-- GIVEN DATA start --

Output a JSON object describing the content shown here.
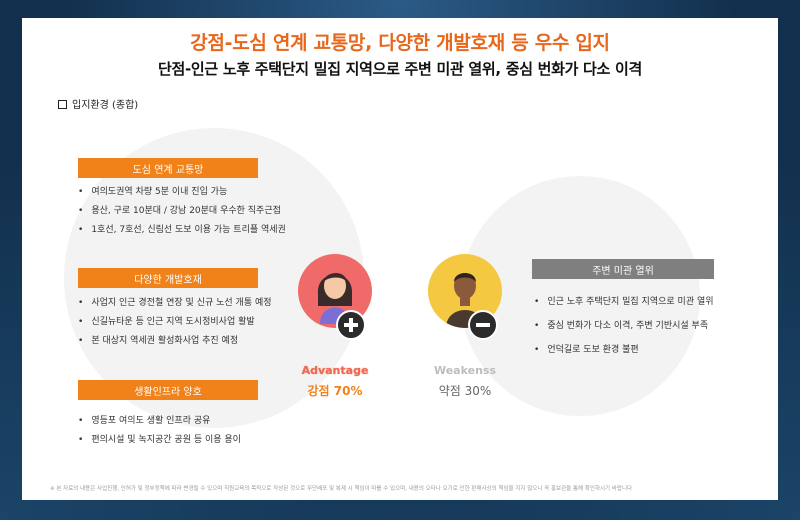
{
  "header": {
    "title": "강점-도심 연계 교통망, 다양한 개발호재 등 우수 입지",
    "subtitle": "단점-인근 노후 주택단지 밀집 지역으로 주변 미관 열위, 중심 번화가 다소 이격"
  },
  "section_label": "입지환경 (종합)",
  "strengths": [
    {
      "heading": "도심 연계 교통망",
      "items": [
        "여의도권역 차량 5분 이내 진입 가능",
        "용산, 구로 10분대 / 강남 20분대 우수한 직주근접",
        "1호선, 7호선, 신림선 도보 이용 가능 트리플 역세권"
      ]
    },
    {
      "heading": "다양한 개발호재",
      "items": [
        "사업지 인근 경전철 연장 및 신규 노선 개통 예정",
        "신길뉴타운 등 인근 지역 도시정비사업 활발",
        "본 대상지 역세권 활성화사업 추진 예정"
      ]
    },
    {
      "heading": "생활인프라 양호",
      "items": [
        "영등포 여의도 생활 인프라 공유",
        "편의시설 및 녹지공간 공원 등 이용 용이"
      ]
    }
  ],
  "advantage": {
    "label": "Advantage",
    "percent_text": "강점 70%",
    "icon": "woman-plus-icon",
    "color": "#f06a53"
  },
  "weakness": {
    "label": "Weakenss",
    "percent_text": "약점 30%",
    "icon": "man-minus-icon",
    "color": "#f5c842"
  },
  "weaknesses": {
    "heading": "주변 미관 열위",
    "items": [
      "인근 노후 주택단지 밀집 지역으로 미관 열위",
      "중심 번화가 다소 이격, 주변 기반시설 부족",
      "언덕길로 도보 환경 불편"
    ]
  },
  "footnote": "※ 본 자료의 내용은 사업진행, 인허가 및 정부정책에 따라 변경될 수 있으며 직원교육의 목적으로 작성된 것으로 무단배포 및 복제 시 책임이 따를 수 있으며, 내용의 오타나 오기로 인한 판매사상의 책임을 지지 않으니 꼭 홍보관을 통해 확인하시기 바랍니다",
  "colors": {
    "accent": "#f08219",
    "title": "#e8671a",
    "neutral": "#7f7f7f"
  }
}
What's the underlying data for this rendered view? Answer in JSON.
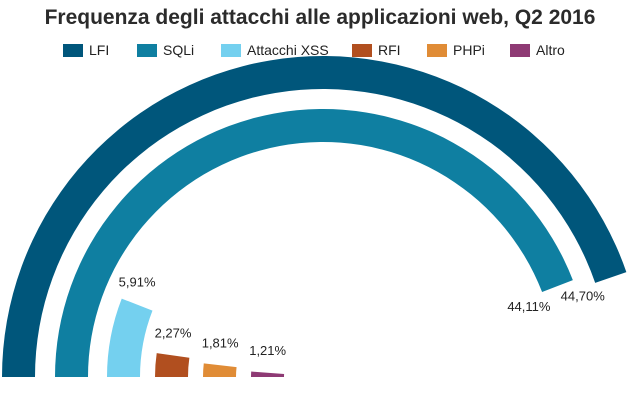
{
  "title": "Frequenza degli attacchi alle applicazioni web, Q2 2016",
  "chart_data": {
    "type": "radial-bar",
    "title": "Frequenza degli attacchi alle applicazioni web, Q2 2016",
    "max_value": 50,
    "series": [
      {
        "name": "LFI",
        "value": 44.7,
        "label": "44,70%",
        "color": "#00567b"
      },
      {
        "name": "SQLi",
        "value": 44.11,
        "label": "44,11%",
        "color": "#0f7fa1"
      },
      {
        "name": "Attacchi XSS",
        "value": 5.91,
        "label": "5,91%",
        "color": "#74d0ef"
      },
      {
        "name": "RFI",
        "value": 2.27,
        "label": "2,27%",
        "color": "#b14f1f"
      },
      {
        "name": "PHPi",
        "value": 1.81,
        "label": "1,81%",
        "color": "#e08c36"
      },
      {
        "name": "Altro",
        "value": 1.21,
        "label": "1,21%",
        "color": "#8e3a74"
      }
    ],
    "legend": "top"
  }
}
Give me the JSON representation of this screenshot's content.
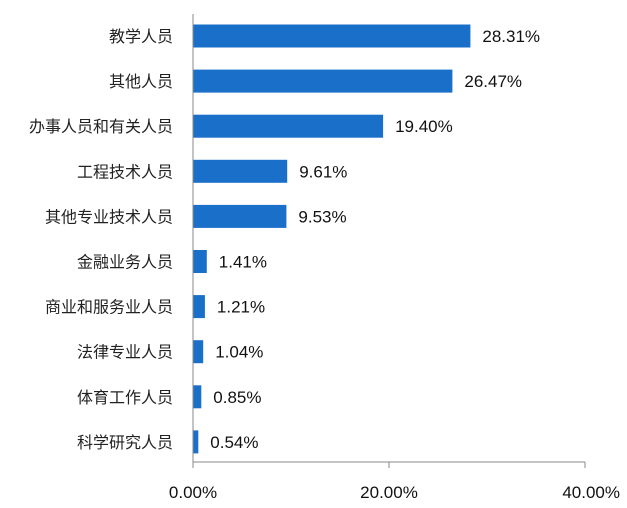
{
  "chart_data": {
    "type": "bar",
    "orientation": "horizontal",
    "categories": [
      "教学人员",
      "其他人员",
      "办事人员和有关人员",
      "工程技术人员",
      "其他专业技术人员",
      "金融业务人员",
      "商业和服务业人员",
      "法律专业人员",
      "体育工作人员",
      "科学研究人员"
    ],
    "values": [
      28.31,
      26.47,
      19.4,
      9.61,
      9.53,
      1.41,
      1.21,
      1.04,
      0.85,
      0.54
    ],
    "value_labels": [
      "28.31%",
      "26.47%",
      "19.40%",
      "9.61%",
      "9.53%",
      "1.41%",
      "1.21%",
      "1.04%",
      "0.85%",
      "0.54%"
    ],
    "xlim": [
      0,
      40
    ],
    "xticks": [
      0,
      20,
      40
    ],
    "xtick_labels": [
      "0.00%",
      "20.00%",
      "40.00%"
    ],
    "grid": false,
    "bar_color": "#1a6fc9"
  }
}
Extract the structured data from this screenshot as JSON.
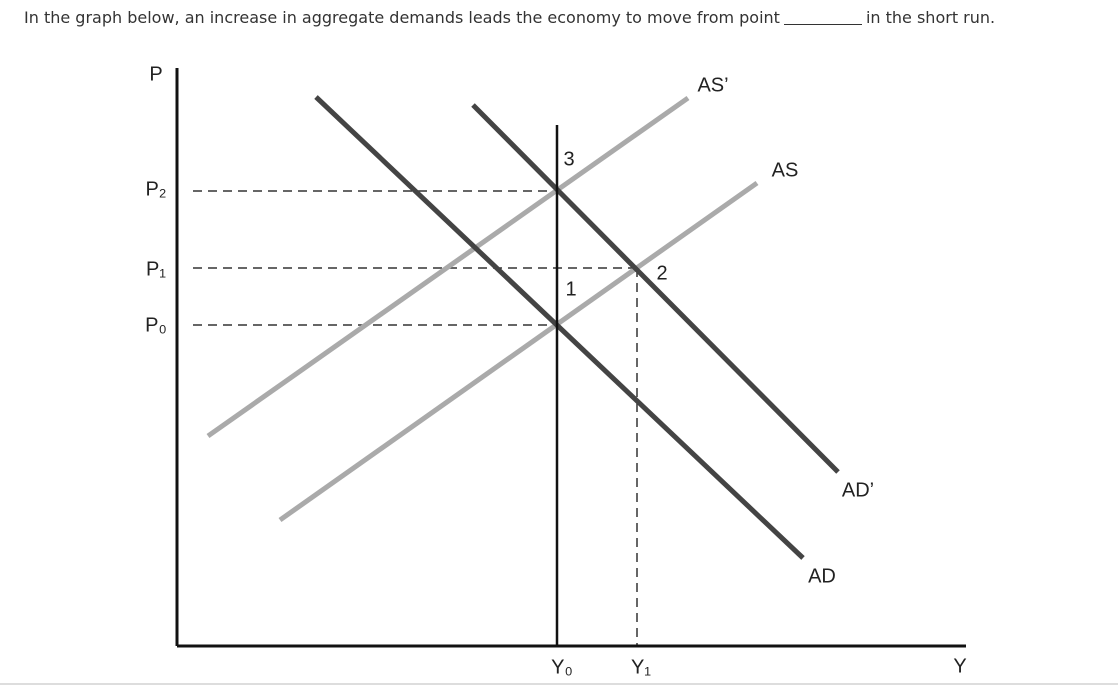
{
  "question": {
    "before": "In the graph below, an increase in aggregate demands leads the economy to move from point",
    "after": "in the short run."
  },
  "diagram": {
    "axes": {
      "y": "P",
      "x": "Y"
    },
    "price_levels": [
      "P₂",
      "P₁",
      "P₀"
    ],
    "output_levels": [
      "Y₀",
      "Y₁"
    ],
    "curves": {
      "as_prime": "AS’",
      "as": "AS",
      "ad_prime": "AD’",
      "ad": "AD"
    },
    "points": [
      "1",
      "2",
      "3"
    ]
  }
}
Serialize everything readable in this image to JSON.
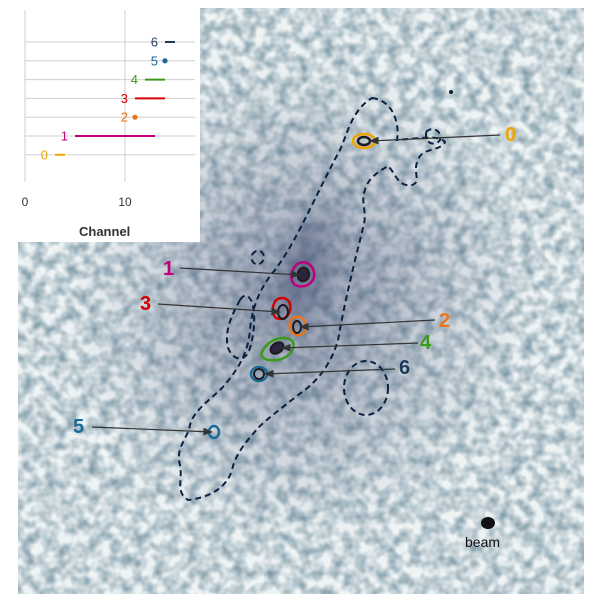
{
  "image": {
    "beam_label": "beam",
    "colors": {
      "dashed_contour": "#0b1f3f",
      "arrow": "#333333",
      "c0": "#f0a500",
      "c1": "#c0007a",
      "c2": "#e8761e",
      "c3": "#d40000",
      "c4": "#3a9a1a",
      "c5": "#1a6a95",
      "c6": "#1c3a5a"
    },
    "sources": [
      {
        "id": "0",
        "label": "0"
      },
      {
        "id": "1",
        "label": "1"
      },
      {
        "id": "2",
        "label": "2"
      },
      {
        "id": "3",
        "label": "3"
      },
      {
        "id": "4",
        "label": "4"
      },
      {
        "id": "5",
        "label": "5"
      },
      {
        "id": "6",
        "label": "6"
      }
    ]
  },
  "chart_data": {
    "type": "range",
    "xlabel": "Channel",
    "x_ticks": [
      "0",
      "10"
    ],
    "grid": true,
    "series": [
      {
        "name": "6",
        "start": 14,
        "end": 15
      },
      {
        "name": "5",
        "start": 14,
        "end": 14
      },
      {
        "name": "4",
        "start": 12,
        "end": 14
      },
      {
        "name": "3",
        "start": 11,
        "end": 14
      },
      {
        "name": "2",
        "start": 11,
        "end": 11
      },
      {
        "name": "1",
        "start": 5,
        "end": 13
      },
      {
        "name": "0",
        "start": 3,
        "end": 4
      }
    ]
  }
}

-- GIVEN DATA end --

WRITTEN PROBLEM | Your copy of the data should match it exactly, except that pictures are left out.

REPLY |
Output a JSON object describing the content shown here.
{
  "header": {
    "title": "강점-도심 연계 교통망, 다양한 개발호재 등 우수 입지",
    "subtitle": "단점-인근 노후 주택단지 밀집 지역으로 주변 미관 열위, 중심 번화가 다소 이격"
  },
  "section_label": "입지환경 (종합)",
  "strengths": [
    {
      "heading": "도심 연계 교통망",
      "items": [
        "여의도권역 차량 5분 이내 진입 가능",
        "용산, 구로 10분대 / 강남 20분대 우수한 직주근접",
        "1호선, 7호선, 신림선 도보 이용 가능 트리플 역세권"
      ]
    },
    {
      "heading": "다양한 개발호재",
      "items": [
        "사업지 인근 경전철 연장 및 신규 노선 개통 예정",
        "신길뉴타운 등 인근 지역 도시정비사업 활발",
        "본 대상지 역세권 활성화사업 추진 예정"
      ]
    },
    {
      "heading": "생활인프라 양호",
      "items": [
        "영등포 여의도 생활 인프라 공유",
        "편의시설 및 녹지공간 공원 등 이용 용이"
      ]
    }
  ],
  "advantage": {
    "label": "Advantage",
    "percent_text": "강점 70%",
    "icon": "woman-plus-icon",
    "color": "#f06a53"
  },
  "weakness": {
    "label": "Weakenss",
    "percent_text": "약점 30%",
    "icon": "man-minus-icon",
    "color": "#f5c842"
  },
  "weaknesses": {
    "heading": "주변 미관 열위",
    "items": [
      "인근 노후 주택단지 밀집 지역으로 미관 열위",
      "중심 번화가 다소 이격, 주변 기반시설 부족",
      "언덕길로 도보 환경 불편"
    ]
  },
  "footnote": "※ 본 자료의 내용은 사업진행, 인허가 및 정부정책에 따라 변경될 수 있으며 직원교육의 목적으로 작성된 것으로 무단배포 및 복제 시 책임이 따를 수 있으며, 내용의 오타나 오기로 인한 판매사상의 책임을 지지 않으니 꼭 홍보관을 통해 확인하시기 바랍니다",
  "colors": {
    "accent": "#f08219",
    "title": "#e8671a",
    "neutral": "#7f7f7f"
  }
}
What's the underlying data for this rendered view? Answer in JSON.
{
  "title": "Frequenza degli attacchi alle applicazioni web, Q2 2016",
  "chart_data": {
    "type": "radial-bar",
    "title": "Frequenza degli attacchi alle applicazioni web, Q2 2016",
    "max_value": 50,
    "series": [
      {
        "name": "LFI",
        "value": 44.7,
        "label": "44,70%",
        "color": "#00567b"
      },
      {
        "name": "SQLi",
        "value": 44.11,
        "label": "44,11%",
        "color": "#0f7fa1"
      },
      {
        "name": "Attacchi XSS",
        "value": 5.91,
        "label": "5,91%",
        "color": "#74d0ef"
      },
      {
        "name": "RFI",
        "value": 2.27,
        "label": "2,27%",
        "color": "#b14f1f"
      },
      {
        "name": "PHPi",
        "value": 1.81,
        "label": "1,81%",
        "color": "#e08c36"
      },
      {
        "name": "Altro",
        "value": 1.21,
        "label": "1,21%",
        "color": "#8e3a74"
      }
    ],
    "legend": "top"
  }
}
Give me the JSON representation of this screenshot's content.
{
  "chart_data": {
    "type": "bar",
    "orientation": "horizontal",
    "categories": [
      "教学人员",
      "其他人员",
      "办事人员和有关人员",
      "工程技术人员",
      "其他专业技术人员",
      "金融业务人员",
      "商业和服务业人员",
      "法律专业人员",
      "体育工作人员",
      "科学研究人员"
    ],
    "values": [
      28.31,
      26.47,
      19.4,
      9.61,
      9.53,
      1.41,
      1.21,
      1.04,
      0.85,
      0.54
    ],
    "value_labels": [
      "28.31%",
      "26.47%",
      "19.40%",
      "9.61%",
      "9.53%",
      "1.41%",
      "1.21%",
      "1.04%",
      "0.85%",
      "0.54%"
    ],
    "xlim": [
      0,
      40
    ],
    "xticks": [
      0,
      20,
      40
    ],
    "xtick_labels": [
      "0.00%",
      "20.00%",
      "40.00%"
    ],
    "grid": false,
    "bar_color": "#1a6fc9"
  }
}
Extract the structured data from this screenshot as JSON.
{
  "question": {
    "before": "In the graph below, an increase in aggregate demands leads the economy to move from point",
    "after": "in the short run."
  },
  "diagram": {
    "axes": {
      "y": "P",
      "x": "Y"
    },
    "price_levels": [
      "P₂",
      "P₁",
      "P₀"
    ],
    "output_levels": [
      "Y₀",
      "Y₁"
    ],
    "curves": {
      "as_prime": "AS’",
      "as": "AS",
      "ad_prime": "AD’",
      "ad": "AD"
    },
    "points": [
      "1",
      "2",
      "3"
    ]
  }
}
Serialize everything readable in this image to JSON.
{
  "image": {
    "beam_label": "beam",
    "colors": {
      "dashed_contour": "#0b1f3f",
      "arrow": "#333333",
      "c0": "#f0a500",
      "c1": "#c0007a",
      "c2": "#e8761e",
      "c3": "#d40000",
      "c4": "#3a9a1a",
      "c5": "#1a6a95",
      "c6": "#1c3a5a"
    },
    "sources": [
      {
        "id": "0",
        "label": "0"
      },
      {
        "id": "1",
        "label": "1"
      },
      {
        "id": "2",
        "label": "2"
      },
      {
        "id": "3",
        "label": "3"
      },
      {
        "id": "4",
        "label": "4"
      },
      {
        "id": "5",
        "label": "5"
      },
      {
        "id": "6",
        "label": "6"
      }
    ]
  },
  "chart_data": {
    "type": "range",
    "xlabel": "Channel",
    "x_ticks": [
      "0",
      "10"
    ],
    "grid": true,
    "series": [
      {
        "name": "6",
        "start": 14,
        "end": 15
      },
      {
        "name": "5",
        "start": 14,
        "end": 14
      },
      {
        "name": "4",
        "start": 12,
        "end": 14
      },
      {
        "name": "3",
        "start": 11,
        "end": 14
      },
      {
        "name": "2",
        "start": 11,
        "end": 11
      },
      {
        "name": "1",
        "start": 5,
        "end": 13
      },
      {
        "name": "0",
        "start": 3,
        "end": 4
      }
    ]
  }
}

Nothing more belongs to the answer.